Dataset excerpts:
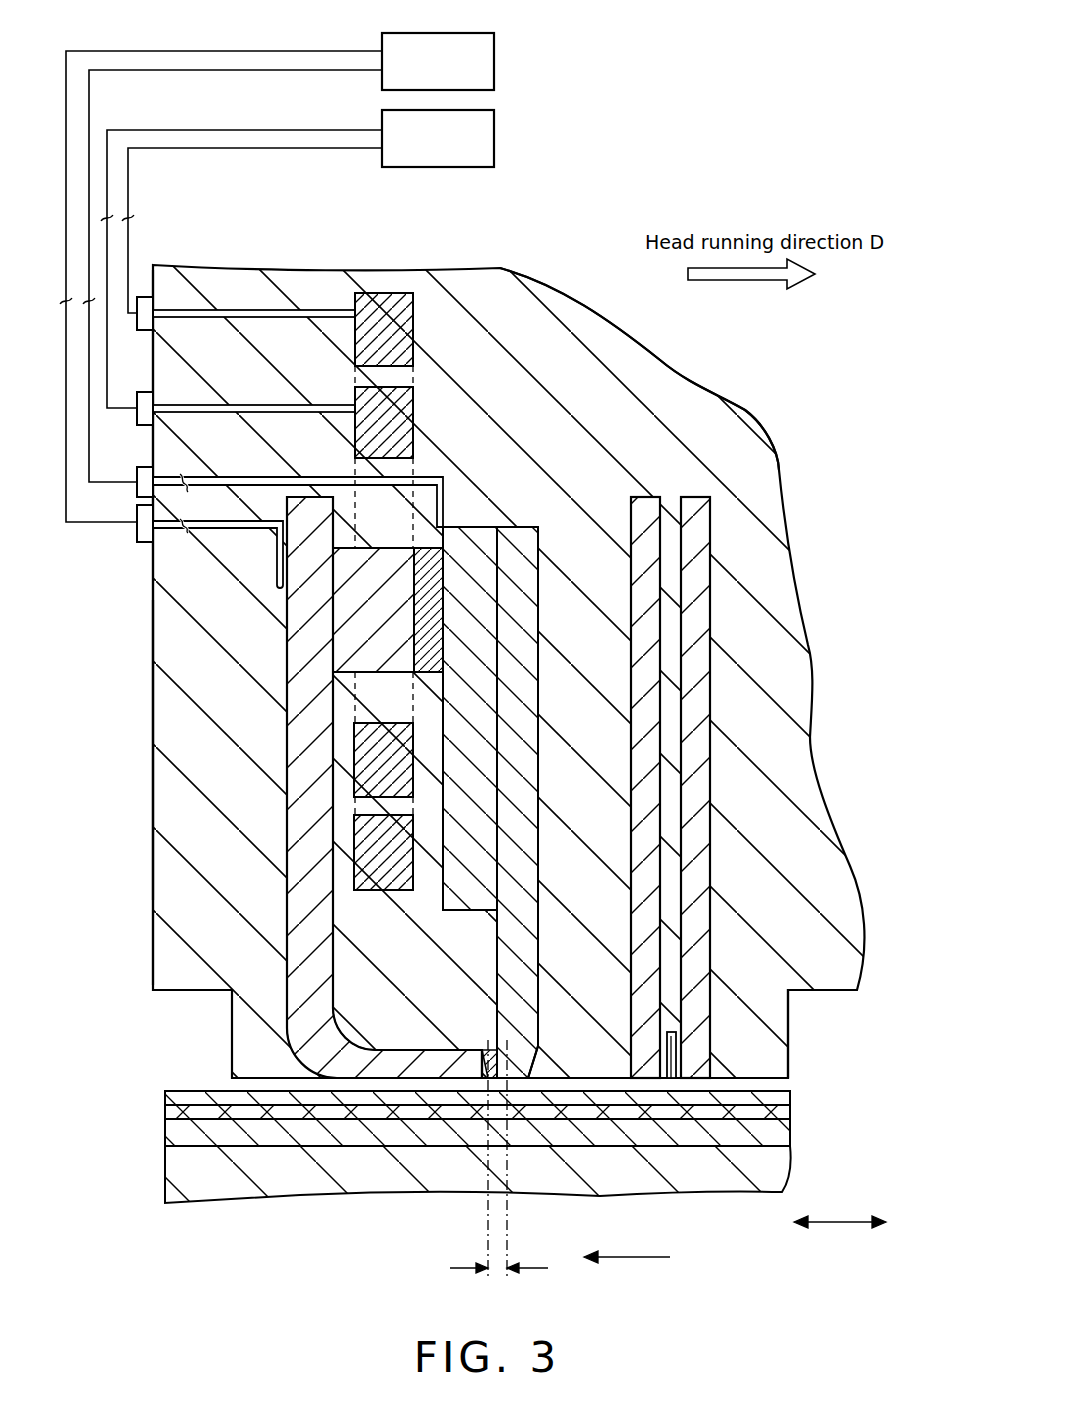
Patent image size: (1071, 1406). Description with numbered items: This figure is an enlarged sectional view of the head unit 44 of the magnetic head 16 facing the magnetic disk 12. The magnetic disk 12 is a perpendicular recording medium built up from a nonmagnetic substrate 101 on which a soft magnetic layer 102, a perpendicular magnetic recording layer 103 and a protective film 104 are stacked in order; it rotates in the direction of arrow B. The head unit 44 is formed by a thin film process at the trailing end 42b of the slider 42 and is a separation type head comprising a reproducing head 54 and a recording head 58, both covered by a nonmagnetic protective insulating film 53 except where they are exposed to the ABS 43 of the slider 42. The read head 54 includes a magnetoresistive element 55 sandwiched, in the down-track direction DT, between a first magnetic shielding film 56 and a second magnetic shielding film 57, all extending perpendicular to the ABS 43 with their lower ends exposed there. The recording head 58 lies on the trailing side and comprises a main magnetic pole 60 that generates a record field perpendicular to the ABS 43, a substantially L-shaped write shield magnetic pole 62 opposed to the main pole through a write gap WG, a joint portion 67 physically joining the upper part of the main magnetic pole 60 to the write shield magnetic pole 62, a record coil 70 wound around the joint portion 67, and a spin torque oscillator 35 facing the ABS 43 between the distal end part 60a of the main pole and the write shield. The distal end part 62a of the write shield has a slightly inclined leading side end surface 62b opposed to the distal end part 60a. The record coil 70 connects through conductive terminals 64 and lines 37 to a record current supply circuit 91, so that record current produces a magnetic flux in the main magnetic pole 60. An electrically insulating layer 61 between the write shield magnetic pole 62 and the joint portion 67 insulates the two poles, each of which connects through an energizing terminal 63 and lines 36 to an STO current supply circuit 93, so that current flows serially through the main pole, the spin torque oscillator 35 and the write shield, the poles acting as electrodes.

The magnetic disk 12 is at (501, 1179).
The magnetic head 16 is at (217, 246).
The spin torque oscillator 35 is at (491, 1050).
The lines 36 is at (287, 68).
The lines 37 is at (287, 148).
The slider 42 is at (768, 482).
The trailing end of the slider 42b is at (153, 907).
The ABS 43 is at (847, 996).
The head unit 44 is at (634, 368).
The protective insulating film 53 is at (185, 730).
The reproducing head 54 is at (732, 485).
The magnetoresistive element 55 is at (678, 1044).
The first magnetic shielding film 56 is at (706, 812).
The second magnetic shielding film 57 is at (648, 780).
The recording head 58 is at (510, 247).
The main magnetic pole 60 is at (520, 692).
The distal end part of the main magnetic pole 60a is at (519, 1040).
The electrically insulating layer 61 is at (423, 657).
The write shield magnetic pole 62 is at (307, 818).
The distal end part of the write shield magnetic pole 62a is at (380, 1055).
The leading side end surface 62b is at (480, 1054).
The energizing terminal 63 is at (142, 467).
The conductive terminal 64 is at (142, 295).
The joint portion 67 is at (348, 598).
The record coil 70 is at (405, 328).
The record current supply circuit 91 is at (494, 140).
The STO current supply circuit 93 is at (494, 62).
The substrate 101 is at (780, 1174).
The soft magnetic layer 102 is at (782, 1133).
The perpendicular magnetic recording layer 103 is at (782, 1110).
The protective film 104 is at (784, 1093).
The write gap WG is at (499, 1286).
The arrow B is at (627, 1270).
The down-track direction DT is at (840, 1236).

==

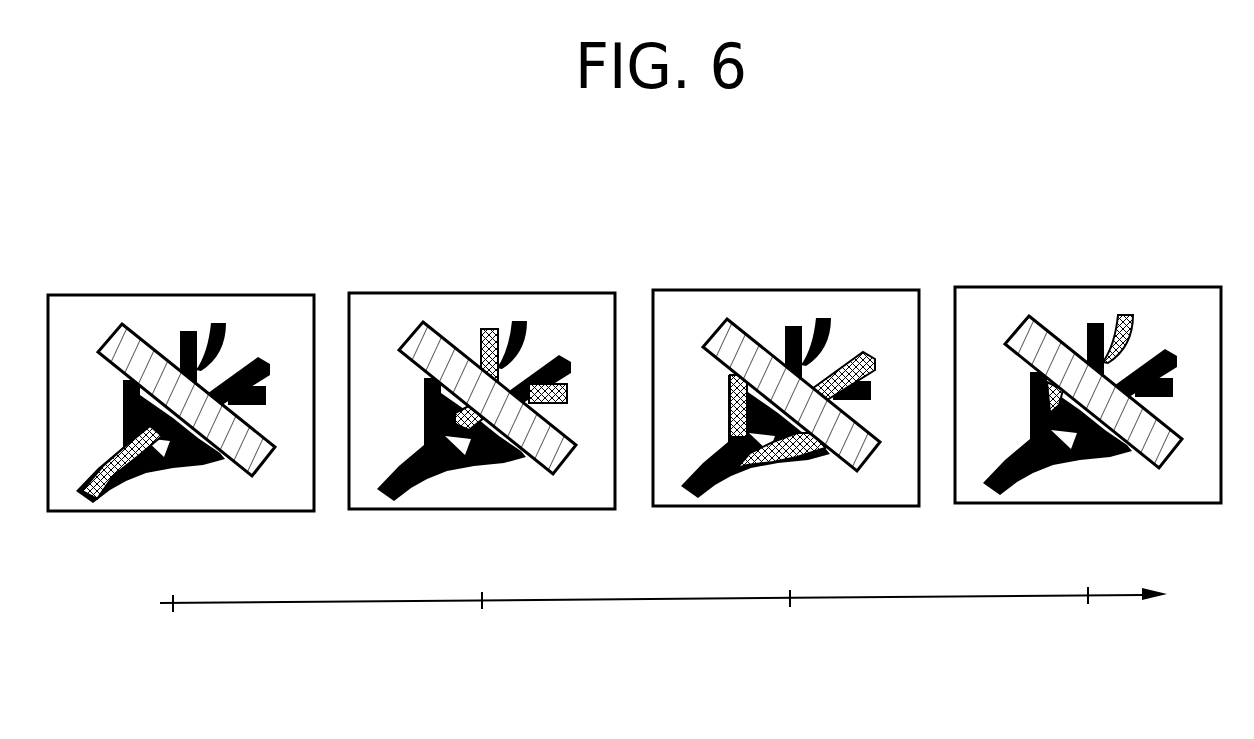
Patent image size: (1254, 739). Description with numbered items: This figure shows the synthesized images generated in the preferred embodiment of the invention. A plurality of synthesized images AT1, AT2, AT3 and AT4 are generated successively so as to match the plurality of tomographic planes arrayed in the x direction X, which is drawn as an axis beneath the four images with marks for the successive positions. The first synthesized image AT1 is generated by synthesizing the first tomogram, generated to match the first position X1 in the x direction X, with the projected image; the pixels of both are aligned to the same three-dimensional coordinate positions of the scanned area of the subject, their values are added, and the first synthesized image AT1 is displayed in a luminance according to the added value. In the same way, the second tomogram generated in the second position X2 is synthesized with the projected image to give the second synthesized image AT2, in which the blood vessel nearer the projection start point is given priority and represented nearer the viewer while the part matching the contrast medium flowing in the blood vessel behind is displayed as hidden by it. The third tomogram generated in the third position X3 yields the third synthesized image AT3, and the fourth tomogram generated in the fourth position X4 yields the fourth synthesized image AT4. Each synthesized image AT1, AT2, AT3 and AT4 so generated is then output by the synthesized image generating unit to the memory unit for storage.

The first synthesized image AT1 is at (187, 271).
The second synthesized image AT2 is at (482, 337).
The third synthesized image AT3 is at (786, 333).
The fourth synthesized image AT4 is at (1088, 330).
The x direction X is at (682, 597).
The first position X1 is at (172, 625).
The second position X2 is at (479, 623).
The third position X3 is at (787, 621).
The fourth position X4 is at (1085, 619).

* * *

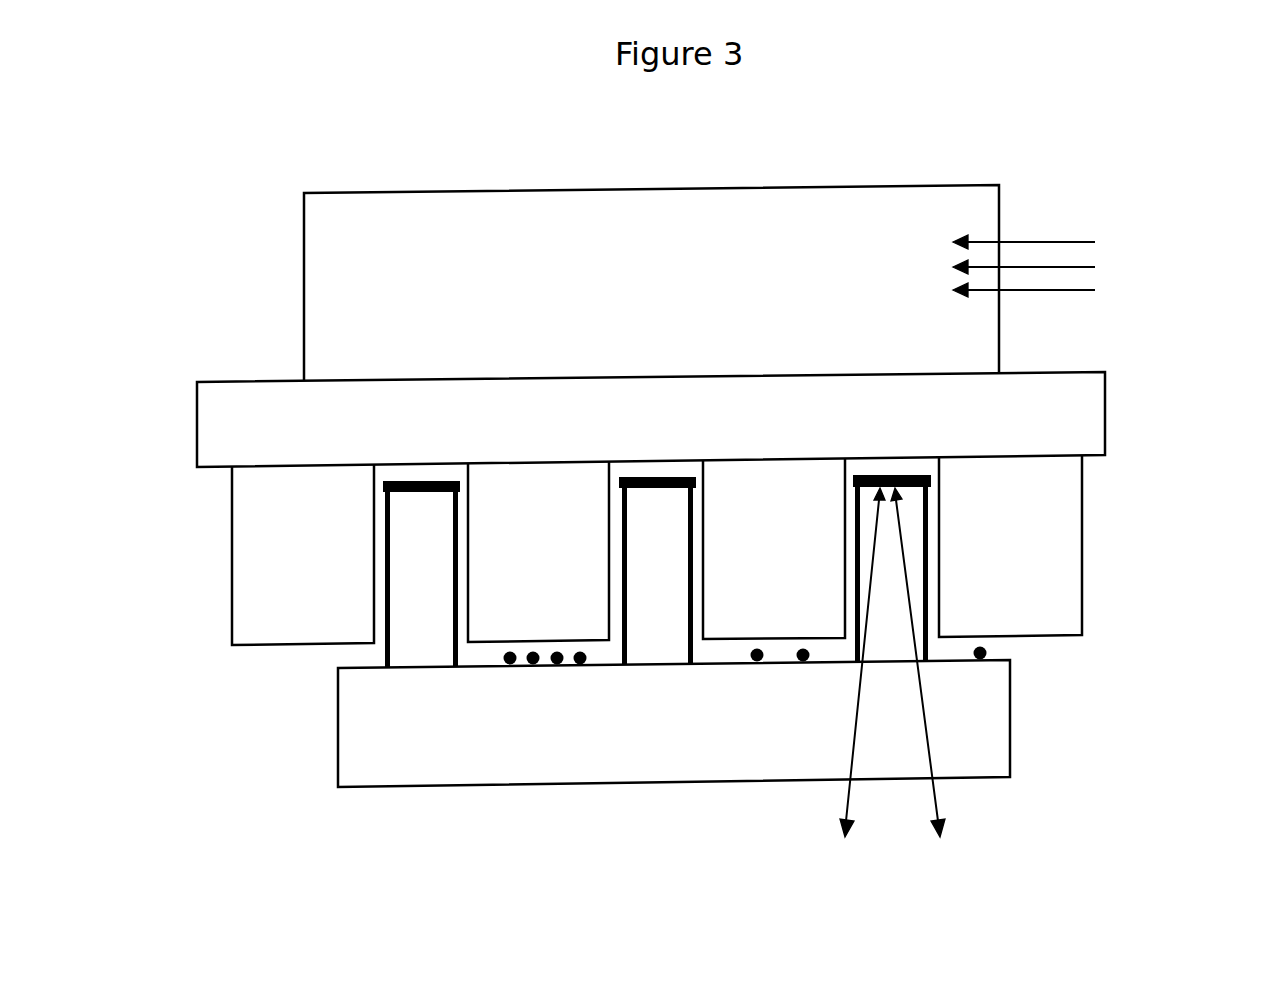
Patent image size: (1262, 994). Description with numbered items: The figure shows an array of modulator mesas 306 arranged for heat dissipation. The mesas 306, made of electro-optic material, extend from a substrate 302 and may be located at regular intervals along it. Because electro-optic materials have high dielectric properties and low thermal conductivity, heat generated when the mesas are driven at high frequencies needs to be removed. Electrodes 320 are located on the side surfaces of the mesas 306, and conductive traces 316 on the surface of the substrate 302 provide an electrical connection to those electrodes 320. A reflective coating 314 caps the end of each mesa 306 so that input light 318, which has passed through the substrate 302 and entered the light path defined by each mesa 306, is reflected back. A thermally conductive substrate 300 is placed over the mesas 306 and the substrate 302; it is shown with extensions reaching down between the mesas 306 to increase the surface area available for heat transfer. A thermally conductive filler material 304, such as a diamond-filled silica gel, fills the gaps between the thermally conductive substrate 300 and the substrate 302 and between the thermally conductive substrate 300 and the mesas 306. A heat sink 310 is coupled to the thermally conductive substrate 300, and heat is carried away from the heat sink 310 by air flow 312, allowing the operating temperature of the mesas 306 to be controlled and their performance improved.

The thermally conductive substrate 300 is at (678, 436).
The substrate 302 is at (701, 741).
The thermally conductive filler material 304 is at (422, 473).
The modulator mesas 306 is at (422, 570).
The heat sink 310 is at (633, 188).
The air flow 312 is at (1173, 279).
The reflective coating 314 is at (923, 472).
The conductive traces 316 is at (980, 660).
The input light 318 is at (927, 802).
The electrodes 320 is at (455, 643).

● **Task goal**: Return every line of the records above verbatim, starting at the line that contains "Patent image size: (1262, 994)." and going down through the line that contains "The electrodes 320 is at (455, 643).", with both of those lines included.

● **Reply**:
Patent image size: (1262, 994). Description with numbered items: The figure shows an array of modulator mesas 306 arranged for heat dissipation. The mesas 306, made of electro-optic material, extend from a substrate 302 and may be located at regular intervals along it. Because electro-optic materials have high dielectric properties and low thermal conductivity, heat generated when the mesas are driven at high frequencies needs to be removed. Electrodes 320 are located on the side surfaces of the mesas 306, and conductive traces 316 on the surface of the substrate 302 provide an electrical connection to those electrodes 320. A reflective coating 314 caps the end of each mesa 306 so that input light 318, which has passed through the substrate 302 and entered the light path defined by each mesa 306, is reflected back. A thermally conductive substrate 300 is placed over the mesas 306 and the substrate 302; it is shown with extensions reaching down between the mesas 306 to increase the surface area available for heat transfer. A thermally conductive filler material 304, such as a diamond-filled silica gel, fills the gaps between the thermally conductive substrate 300 and the substrate 302 and between the thermally conductive substrate 300 and the mesas 306. A heat sink 310 is coupled to the thermally conductive substrate 300, and heat is carried away from the heat sink 310 by air flow 312, allowing the operating temperature of the mesas 306 to be controlled and their performance improved.

The thermally conductive substrate 300 is at (678, 436).
The substrate 302 is at (701, 741).
The thermally conductive filler material 304 is at (422, 473).
The modulator mesas 306 is at (422, 570).
The heat sink 310 is at (633, 188).
The air flow 312 is at (1173, 279).
The reflective coating 314 is at (923, 472).
The conductive traces 316 is at (980, 660).
The input light 318 is at (927, 802).
The electrodes 320 is at (455, 643).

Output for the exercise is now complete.